If DiscoTrek is trying not to contradict things, it failed spectacularly, at least in the first and second seasons. In fact, Burnham's entire backstory is a huge retcon that I find spectacularly annoying. If they wanted her raised by Vulcans, they should have used someone other than Sarek as her foster-father. Bad enough that Spock never told anyone about Sybok until the fifth movie and the idiotic notion that Vulcan has "princesses" (I would have bought the idea that Sybok's mother was a Vulcan priestess, because those were already established in TMP, but Vulcan is NOT run by kings or queens or princes or princesses). But we're expected to believe that whoops, Spock also had a foster-sister who was able to join Starfleet - a military organization that TOS-Sarek profoundly disapproved of - and stay chummy with Sarek while Spock joined Starfleet and was basically disowned and shunned for 18 years?
No. I can't accept that. It shows a blatant disregard for a decades-long story arc that was so carefully established in the first two seasons of TOS, continued in the movies, and concluded in the "reunification" story arc of TNG.
This is why I maintain that there is no way in hell that DiscoTrek can possibly be in the same universe/continuity as TOS, or even TNG. There is absolutely no way it can ever "mesh seamlessly" with TOS, as the producers claim.
And don't get me started on spore drives or tardigrades. They were repulsive, stomach-turning things on the nuCosmos series, and I don't need them in my Star Trek.
There's no news about Dax being still alive. Since you aren't interested in Discovery, I'm assuming you're okay with spoilers here. The latest episode said that most joined trill actually died during the Burn, as the joined trill tended to be the ones adventuring and on starships. Tal, the symbiont in Discovery, has only been alive for ~5 lifetimes. I'm not confident on what the trill lifespan is, but I suspect the Tal symbiont wasn't even alive or had yet to be joined in the DS9 era.

*Exercises*:
1: Duplicate a passage from the commentary on Star Trek: Discovery. Begin at the words "No. I can't" and stop after "the producers claim.".
2: Answer these questions using the commentary on Star Trek: Discovery.
(a) Whom does the commentary name as Burnham's foster-father?
(b) For how many years was Spock basically disowned and shunned?
(c) According to the latest episode, during what event did most joined trill die?
3: Continue the commentary on Star Trek: Discovery from its final sentence.

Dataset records
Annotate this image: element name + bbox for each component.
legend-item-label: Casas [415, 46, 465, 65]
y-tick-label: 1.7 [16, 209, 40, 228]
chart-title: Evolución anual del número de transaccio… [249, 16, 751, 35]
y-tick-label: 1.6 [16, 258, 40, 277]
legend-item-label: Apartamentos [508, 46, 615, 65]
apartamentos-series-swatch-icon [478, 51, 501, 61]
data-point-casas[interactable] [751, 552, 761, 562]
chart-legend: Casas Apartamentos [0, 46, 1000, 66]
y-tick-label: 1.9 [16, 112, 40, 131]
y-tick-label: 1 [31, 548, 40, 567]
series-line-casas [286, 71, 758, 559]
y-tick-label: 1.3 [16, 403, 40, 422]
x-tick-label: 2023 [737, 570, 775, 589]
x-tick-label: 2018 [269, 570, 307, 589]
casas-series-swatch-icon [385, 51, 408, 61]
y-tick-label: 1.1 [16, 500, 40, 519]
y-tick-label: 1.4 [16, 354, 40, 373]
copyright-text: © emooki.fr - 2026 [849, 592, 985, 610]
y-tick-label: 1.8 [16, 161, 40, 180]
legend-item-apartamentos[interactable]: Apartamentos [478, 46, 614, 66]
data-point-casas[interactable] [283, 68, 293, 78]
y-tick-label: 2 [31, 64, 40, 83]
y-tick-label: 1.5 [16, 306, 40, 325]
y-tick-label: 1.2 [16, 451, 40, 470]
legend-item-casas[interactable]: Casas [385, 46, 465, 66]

*Answers for the exercise*:
1:
No. I can't accept that. It shows a blatant disregard for a decades-long story arc that was so carefully established in the first two seasons of TOS, continued in the movies, and concluded in the "reunification" story arc of TNG.
This is why I maintain that there is no way in hell that DiscoTrek can possibly be in the same universe/continuity as TOS, or even TNG. There is absolutely no way it can ever "mesh seamlessly" with TOS, as the producers claim.

2:
(a) Sarek
(b) 18 years
(c) The Burn

3:
What is the Burn? (and no, I don't care about spoilers; I knew the major storylines of Enterprise long before I decided to watch it).
What Discovery does retcon is the suitability of hosts. It was revealed in DS9 that symbionts are capable to be joined with far more people than the state claimed; they just lied to control demand, as there weren't enough symbionts for all possible and qualified hosts. Yet in Discovery's timeline, there aren't enough suitable hosts for all the remaining symbionts, and they have to reluctantly accept the potential of joining symbionts with other species (like humans). That doesn't really parse given previous info, unless something changed about trill suitability in the centuries between.
Gah. It's like warp drive moving at the speed of plot. This is moving to the whims of writers. It was established in TNG that humans aren't suitable long-term hosts for the symbiont, but I guess they retconned human biology as well.
What I got out of the Discovery episode is that Trill society is split between conservative factions that do not wish to deviate from the old ways and those more progressive faction(s) that want to consider other species in order to keep the Trill going. It seemed to me that those conservatives were the reason why this obvious solution (i.e. using other species) wasn't explored more beforehand.
Am I missing something in my analysis? The way I assumed this went down was right after the burn the Trill society looked inward and became a bit more closed off and suspicious of outsiders, the way it happened to Earth. That would have given the conservative factions more ammo to not deviate from the old ways.
Lots of Trek species have had the "conservative factions" thing going. Sometimes it works, and sometimes it's ridiculous. Like the "conservative factions" surrounding the teachings of Surak, in Enterprise, for instance, or the nonsense that mind-melds are some new, rebellious and dirty thing among Vulcans.
That's BS. It was established in TOS that such things were normal in Vulcan society for thousands of years... yet another bit of evidence why Enterprise and TOS don't exist in the same universe.